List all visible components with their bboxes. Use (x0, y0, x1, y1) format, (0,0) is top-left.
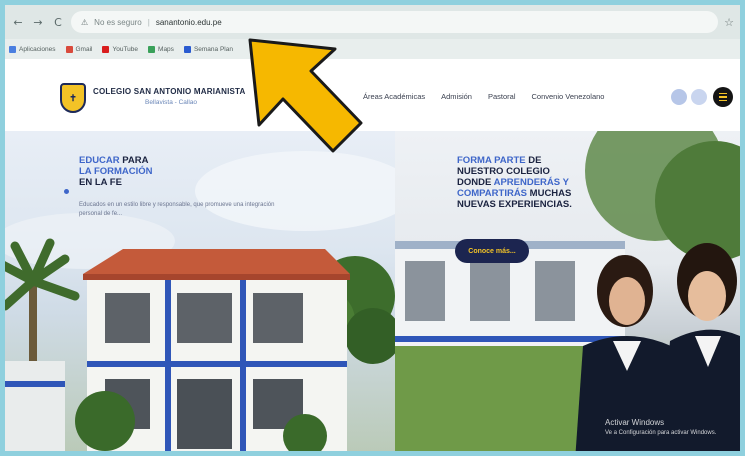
hero-panel-right: FORMA PARTE DE NUESTRO COLEGIO DONDE APR… (395, 131, 740, 451)
menu-item-pastoral[interactable]: Pastoral (488, 92, 516, 101)
school-building-photo (5, 151, 395, 451)
hamburger-menu-icon[interactable] (713, 87, 733, 107)
school-name[interactable]: COLEGIO SAN ANTONIO MARIANISTA (93, 87, 246, 96)
main-menu: Áreas Académicas Admisión Pastoral Conve… (363, 92, 604, 101)
menu-item-admision[interactable]: Admisión (441, 92, 472, 101)
browser-window: ← → C ⚠ No es seguro | sanantonio.edu.pe… (0, 0, 745, 456)
hero-right-heading: FORMA PARTE DE NUESTRO COLEGIO DONDE APR… (457, 155, 572, 210)
bookmark-label: YouTube (112, 45, 139, 53)
site-header: ✝ COLEGIO SAN ANTONIO MARIANISTA Bellavi… (5, 59, 740, 131)
pointer-arrow-icon (248, 38, 363, 153)
bookmark-label: Aplicaciones (19, 45, 56, 53)
reload-icon[interactable]: C (51, 15, 65, 29)
hero-left-description: Educados en un estilo libre y responsabl… (79, 202, 275, 217)
bookmark-label: Semana Plan (193, 45, 233, 53)
back-icon[interactable]: ← (11, 15, 25, 29)
hero-section: EDUCAR PARA LA FORMACIÓN EN LA FE Educad… (5, 131, 740, 451)
forward-icon[interactable]: → (31, 15, 45, 29)
school-subtitle: Bellavista - Callao (145, 99, 198, 106)
secure-label: No es seguro (94, 17, 142, 27)
maps-icon (148, 45, 156, 53)
menu-item-convenio[interactable]: Convenio Venezolano (532, 92, 605, 101)
youtube-icon (102, 45, 110, 53)
social-icon[interactable] (691, 89, 707, 105)
address-bar: ← → C ⚠ No es seguro | sanantonio.edu.pe… (5, 5, 740, 39)
bookmark-star-icon[interactable]: ☆ (724, 16, 734, 29)
menu-item-areas[interactable]: Áreas Académicas (363, 92, 425, 101)
bookmark-gmail[interactable]: Gmail (65, 45, 93, 53)
bookmarks-bar: Aplicaciones Gmail YouTube Maps Semana P… (5, 39, 740, 59)
school-logo[interactable]: ✝ (60, 83, 86, 113)
social-icon[interactable] (671, 89, 687, 105)
folder-icon (183, 45, 191, 53)
bookmark-label: Maps (158, 45, 174, 53)
slider-dot[interactable] (64, 189, 69, 194)
bookmark-label: Gmail (75, 45, 93, 53)
bookmark-semana[interactable]: Semana Plan (183, 45, 233, 53)
url-text[interactable]: sanantonio.edu.pe (156, 18, 222, 27)
warning-icon: ⚠ (81, 17, 89, 27)
bookmark-apps[interactable]: Aplicaciones (9, 45, 56, 53)
bookmark-maps[interactable]: Maps (148, 45, 174, 53)
hero-left-heading: EDUCAR PARA LA FORMACIÓN EN LA FE (79, 155, 153, 188)
learn-more-button[interactable]: Conoce más... (455, 239, 529, 263)
url-field[interactable]: ⚠ No es seguro | sanantonio.edu.pe (71, 11, 719, 33)
apps-icon (9, 45, 16, 53)
hero-panel-left: EDUCAR PARA LA FORMACIÓN EN LA FE Educad… (5, 131, 395, 451)
windows-activation-watermark: Activar Windows Ve a Configuración para … (605, 418, 717, 436)
gmail-icon (65, 45, 73, 53)
bookmark-youtube[interactable]: YouTube (102, 45, 139, 53)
····················
▶ **What the task requires**
Copy every line above word for word, leaving out any picture.

▶ **Answer to the task**
List all visible components with their bboxes. Use (x0, y0, x1, y1) format, (0,0) is top-left.
hero-panel-right: FORMA PARTE DE NUESTRO COLEGIO DONDE APR… (395, 131, 740, 451)
menu-item-pastoral[interactable]: Pastoral (488, 92, 516, 101)
school-building-photo (5, 151, 395, 451)
hamburger-menu-icon[interactable] (713, 87, 733, 107)
school-name[interactable]: COLEGIO SAN ANTONIO MARIANISTA (93, 87, 246, 96)
main-menu: Áreas Académicas Admisión Pastoral Conve… (363, 92, 604, 101)
menu-item-admision[interactable]: Admisión (441, 92, 472, 101)
browser-window: ← → C ⚠ No es seguro | sanantonio.edu.pe… (0, 0, 745, 456)
hero-right-heading: FORMA PARTE DE NUESTRO COLEGIO DONDE APR… (457, 155, 572, 210)
bookmark-label: YouTube (112, 45, 139, 53)
site-header: ✝ COLEGIO SAN ANTONIO MARIANISTA Bellavi… (5, 59, 740, 131)
pointer-arrow-icon (248, 38, 363, 153)
bookmark-label: Aplicaciones (19, 45, 56, 53)
reload-icon[interactable]: C (51, 15, 65, 29)
hero-left-description: Educados en un estilo libre y responsabl… (79, 202, 275, 217)
bookmark-label: Semana Plan (193, 45, 233, 53)
back-icon[interactable]: ← (11, 15, 25, 29)
hero-section: EDUCAR PARA LA FORMACIÓN EN LA FE Educad… (5, 131, 740, 451)
forward-icon[interactable]: → (31, 15, 45, 29)
school-subtitle: Bellavista - Callao (145, 99, 198, 106)
secure-label: No es seguro (94, 17, 142, 27)
maps-icon (148, 45, 156, 53)
menu-item-convenio[interactable]: Convenio Venezolano (532, 92, 605, 101)
youtube-icon (102, 45, 110, 53)
social-icon[interactable] (691, 89, 707, 105)
address-bar: ← → C ⚠ No es seguro | sanantonio.edu.pe… (5, 5, 740, 39)
bookmark-star-icon[interactable]: ☆ (724, 16, 734, 29)
menu-item-areas[interactable]: Áreas Académicas (363, 92, 425, 101)
bookmark-gmail[interactable]: Gmail (65, 45, 93, 53)
bookmarks-bar: Aplicaciones Gmail YouTube Maps Semana P… (5, 39, 740, 59)
school-logo[interactable]: ✝ (60, 83, 86, 113)
social-icon[interactable] (671, 89, 687, 105)
folder-icon (183, 45, 191, 53)
bookmark-label: Maps (158, 45, 174, 53)
slider-dot[interactable] (64, 189, 69, 194)
bookmark-label: Gmail (75, 45, 93, 53)
bookmark-semana[interactable]: Semana Plan (183, 45, 233, 53)
url-text[interactable]: sanantonio.edu.pe (156, 18, 222, 27)
warning-icon: ⚠ (81, 17, 89, 27)
bookmark-apps[interactable]: Aplicaciones (9, 45, 56, 53)
bookmark-maps[interactable]: Maps (148, 45, 174, 53)
hero-left-heading: EDUCAR PARA LA FORMACIÓN EN LA FE (79, 155, 153, 188)
learn-more-button[interactable]: Conoce más... (455, 239, 529, 263)
url-field[interactable]: ⚠ No es seguro | sanantonio.edu.pe (71, 11, 719, 33)
apps-icon (9, 45, 16, 53)
hero-panel-left: EDUCAR PARA LA FORMACIÓN EN LA FE Educad… (5, 131, 395, 451)
windows-activation-watermark: Activar Windows Ve a Configuración para … (605, 418, 717, 436)
gmail-icon (65, 45, 73, 53)
bookmark-youtube[interactable]: YouTube (102, 45, 139, 53)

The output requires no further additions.